> **Directive**:
Go through the data below and gather each line containing "does".

------------------------------------

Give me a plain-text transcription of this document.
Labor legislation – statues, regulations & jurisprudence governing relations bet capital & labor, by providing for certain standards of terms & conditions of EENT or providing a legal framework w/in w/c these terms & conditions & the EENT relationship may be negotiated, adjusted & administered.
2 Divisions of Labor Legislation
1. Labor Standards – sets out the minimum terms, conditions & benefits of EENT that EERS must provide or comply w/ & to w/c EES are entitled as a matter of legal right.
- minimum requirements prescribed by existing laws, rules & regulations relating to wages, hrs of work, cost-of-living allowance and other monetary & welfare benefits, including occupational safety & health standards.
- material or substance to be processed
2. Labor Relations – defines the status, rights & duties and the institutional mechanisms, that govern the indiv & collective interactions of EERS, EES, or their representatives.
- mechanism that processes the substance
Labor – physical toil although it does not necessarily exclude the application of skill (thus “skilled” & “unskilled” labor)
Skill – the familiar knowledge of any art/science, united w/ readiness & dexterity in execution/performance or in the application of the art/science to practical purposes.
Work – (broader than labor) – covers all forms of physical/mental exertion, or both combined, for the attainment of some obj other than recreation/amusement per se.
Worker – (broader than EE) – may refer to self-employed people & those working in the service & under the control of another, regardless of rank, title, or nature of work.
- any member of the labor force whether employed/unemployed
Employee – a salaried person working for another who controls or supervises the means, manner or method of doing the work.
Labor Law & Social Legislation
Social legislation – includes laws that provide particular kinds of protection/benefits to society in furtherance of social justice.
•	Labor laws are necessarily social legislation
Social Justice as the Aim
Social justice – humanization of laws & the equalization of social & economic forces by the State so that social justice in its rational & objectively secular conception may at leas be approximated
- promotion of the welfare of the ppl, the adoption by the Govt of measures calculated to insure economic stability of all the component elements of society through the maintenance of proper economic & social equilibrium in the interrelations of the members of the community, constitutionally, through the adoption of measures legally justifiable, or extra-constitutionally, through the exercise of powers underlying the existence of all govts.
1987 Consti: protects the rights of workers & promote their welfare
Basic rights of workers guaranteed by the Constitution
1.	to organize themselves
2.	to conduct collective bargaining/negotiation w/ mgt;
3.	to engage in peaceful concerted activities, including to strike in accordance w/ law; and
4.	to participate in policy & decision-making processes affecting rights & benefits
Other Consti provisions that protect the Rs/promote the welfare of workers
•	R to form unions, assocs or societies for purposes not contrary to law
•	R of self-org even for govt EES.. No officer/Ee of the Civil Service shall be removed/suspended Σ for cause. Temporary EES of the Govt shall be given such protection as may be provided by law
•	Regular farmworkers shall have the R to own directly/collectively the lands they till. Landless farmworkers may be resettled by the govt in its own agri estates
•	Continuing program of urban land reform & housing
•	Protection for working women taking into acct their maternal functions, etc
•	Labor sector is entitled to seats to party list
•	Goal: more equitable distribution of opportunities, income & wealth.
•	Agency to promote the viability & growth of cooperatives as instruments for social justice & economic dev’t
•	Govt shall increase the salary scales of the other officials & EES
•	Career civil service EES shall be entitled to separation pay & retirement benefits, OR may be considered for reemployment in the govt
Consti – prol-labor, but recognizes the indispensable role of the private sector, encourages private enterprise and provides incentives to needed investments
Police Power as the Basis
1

------------------------------------

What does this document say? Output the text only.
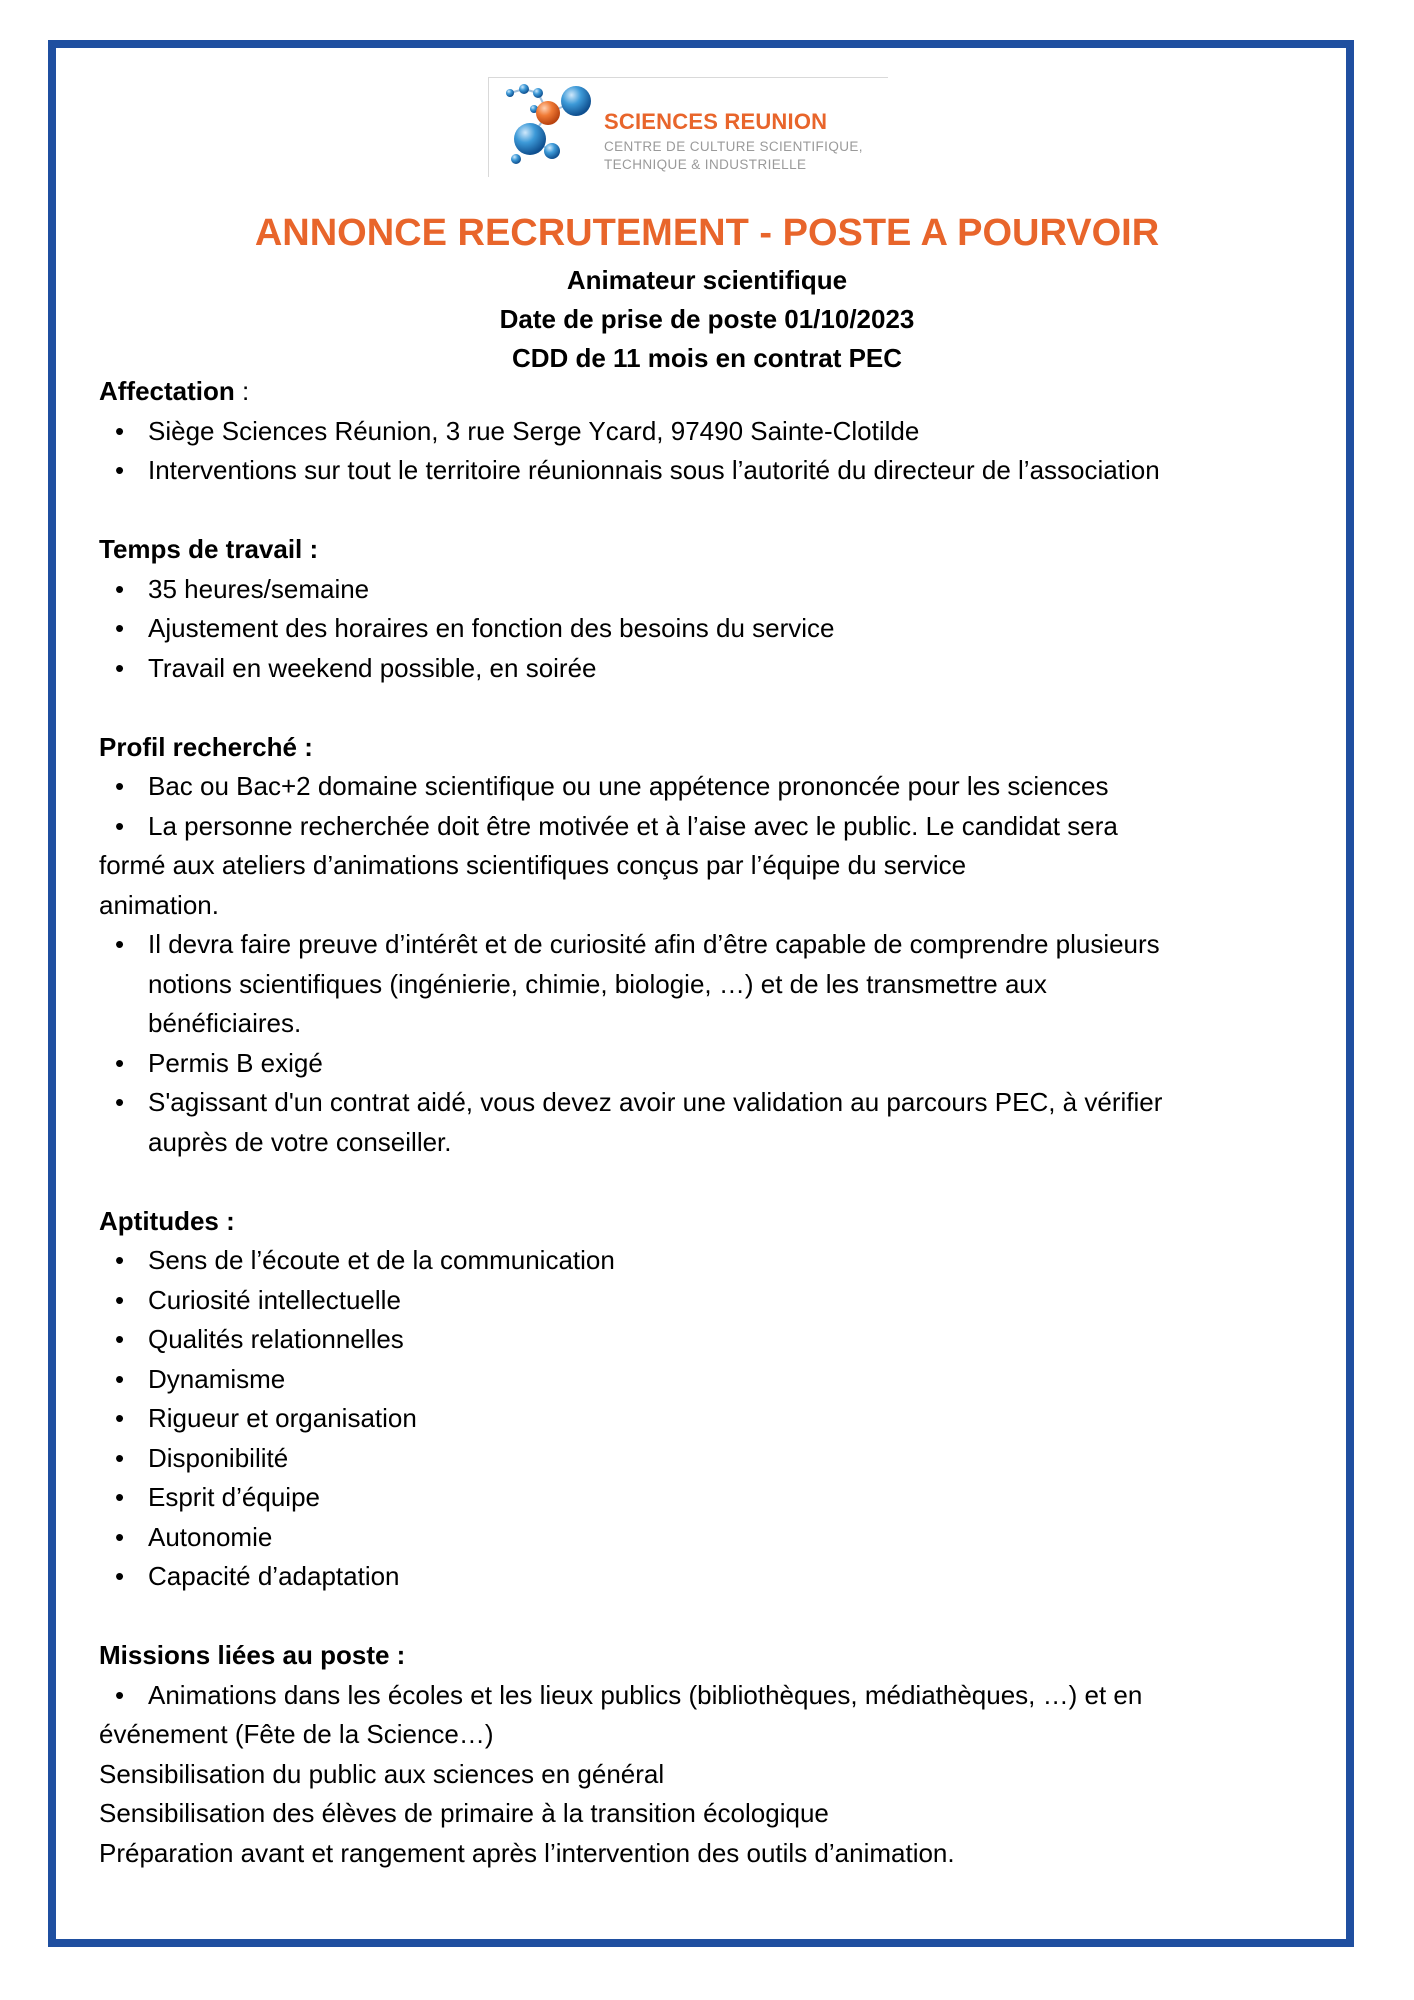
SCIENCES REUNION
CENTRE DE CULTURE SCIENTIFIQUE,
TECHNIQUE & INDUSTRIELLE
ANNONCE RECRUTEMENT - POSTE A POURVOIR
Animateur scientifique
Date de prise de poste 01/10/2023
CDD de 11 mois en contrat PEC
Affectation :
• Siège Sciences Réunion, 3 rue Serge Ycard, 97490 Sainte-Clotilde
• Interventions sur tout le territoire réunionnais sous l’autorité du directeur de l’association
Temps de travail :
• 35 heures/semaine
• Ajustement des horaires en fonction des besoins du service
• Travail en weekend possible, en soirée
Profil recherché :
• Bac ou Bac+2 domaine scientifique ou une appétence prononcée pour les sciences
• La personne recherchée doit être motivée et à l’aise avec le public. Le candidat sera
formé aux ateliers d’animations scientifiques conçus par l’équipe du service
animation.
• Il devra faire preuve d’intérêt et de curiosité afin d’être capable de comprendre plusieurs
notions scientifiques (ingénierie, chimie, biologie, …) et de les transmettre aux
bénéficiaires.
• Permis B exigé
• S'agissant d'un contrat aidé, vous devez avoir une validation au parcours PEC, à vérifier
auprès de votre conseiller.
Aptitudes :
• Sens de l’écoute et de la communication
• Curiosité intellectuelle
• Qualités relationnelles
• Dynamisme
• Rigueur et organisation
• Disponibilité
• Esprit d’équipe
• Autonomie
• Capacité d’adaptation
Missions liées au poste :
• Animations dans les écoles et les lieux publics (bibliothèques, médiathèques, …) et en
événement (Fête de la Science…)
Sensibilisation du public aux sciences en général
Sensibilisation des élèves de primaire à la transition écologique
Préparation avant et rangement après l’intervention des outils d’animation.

------------------------------------

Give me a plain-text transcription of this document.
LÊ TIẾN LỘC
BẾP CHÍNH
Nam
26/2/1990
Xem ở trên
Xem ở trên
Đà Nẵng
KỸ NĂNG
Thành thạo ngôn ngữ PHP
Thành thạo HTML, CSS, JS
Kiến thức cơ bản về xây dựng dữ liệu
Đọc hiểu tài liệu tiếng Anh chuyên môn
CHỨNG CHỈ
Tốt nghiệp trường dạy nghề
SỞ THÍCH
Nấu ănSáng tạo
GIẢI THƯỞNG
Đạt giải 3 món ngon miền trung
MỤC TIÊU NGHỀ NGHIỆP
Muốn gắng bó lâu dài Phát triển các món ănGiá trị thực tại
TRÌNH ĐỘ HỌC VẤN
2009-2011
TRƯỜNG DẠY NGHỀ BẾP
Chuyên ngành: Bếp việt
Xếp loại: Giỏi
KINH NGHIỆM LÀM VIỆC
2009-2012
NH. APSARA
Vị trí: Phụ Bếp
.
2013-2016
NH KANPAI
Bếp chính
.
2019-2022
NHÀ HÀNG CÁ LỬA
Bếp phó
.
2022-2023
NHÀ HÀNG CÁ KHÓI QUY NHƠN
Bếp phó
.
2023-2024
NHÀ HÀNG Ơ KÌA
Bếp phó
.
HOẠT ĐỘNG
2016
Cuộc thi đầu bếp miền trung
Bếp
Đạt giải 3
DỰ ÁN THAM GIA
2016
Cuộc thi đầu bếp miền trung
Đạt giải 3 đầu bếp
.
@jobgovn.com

------------------------------------

> **Task response**:
Labor – physical toil although it does not necessarily exclude the application of skill (thus “skilled” & “unskilled” labor)
What does this document say? Output the text only.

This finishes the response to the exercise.